**Given request:**
Reproduce everything in the blog post about the writer's parents from "My parents were" down to "21 and he 19.", word for word.

**Document excerpt:**
--
I just wanted to get that out there first before I explain things a little more.   I have always said throughout my entire life that I don’t want to get married.  I don’t really have any happily married couples as role models in my life.  I’m not including the blog world in that because I know a lot of you are probably happily married but I’ve only come across you recently so that doesn’t really change my lifelong view of things 🙂

My parents were very unhappily married.  They got engaged a couple of months after they met.  She was 19 and he was only 17 (he had lied about his age at first).  They had gotten pregnant and decided to get engaged.  My mother was extremely naive and was pretty much led astray by him completely.  She also wanted to get out of her home as quickly as possible because she felt like her mother was insane controlling.  They lost the baby but they got married two years later when she was 21 and he 19. 

I’m not sure of the timing but maybe around this time, maybe beforehand, he had a son with somebody else.  That somebody else, let’s call her the She-Devil ended up stalking my mother and making her life hell.  She was also a lot older than my parents.  My mother miscarried quite a few pregnancies but when she was 23, she gave birth to me.  The She-Devil gave birth to my father’s second son about five days before I was born.  She named him after my father so that my mother couldn’t if she had a boy.  I think that my mother was aware of this woman by then but again, I can’t be sure on timing.  Fast forward a number of years and my father is in jail, has four sons with the She-Devil and two with my mother.  My mother went to visit him in one of the most notorious prisons in Ireland and was told that his wife had already visited him.  Turns out the She-Devil had already been there and laid claim therefore using up his visits.  For the record, he refused to see her but the visit still counted.
--
**Data:**
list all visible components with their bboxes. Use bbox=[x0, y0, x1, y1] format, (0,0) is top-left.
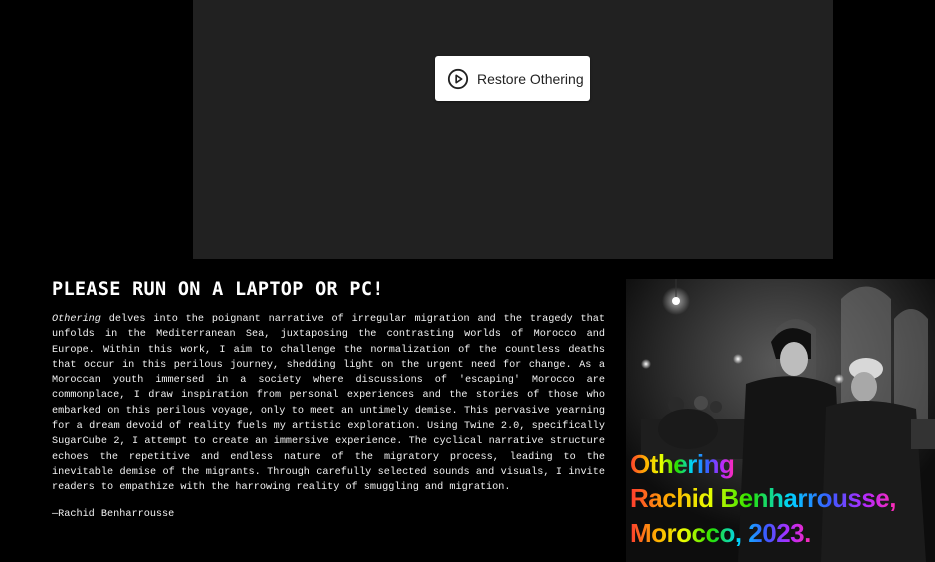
--
**Output:**
My parents were very unhappily married.  They got engaged a couple of months after they met.  She was 19 and he was only 17 (he had lied about his age at first).  They had gotten pregnant and decided to get engaged.  My mother was extremely naive and was pretty much led astray by him completely.  She also wanted to get out of her home as quickly as possible because she felt like her mother was insane controlling.  They lost the baby but they got married two years later when she was 21 and he 19.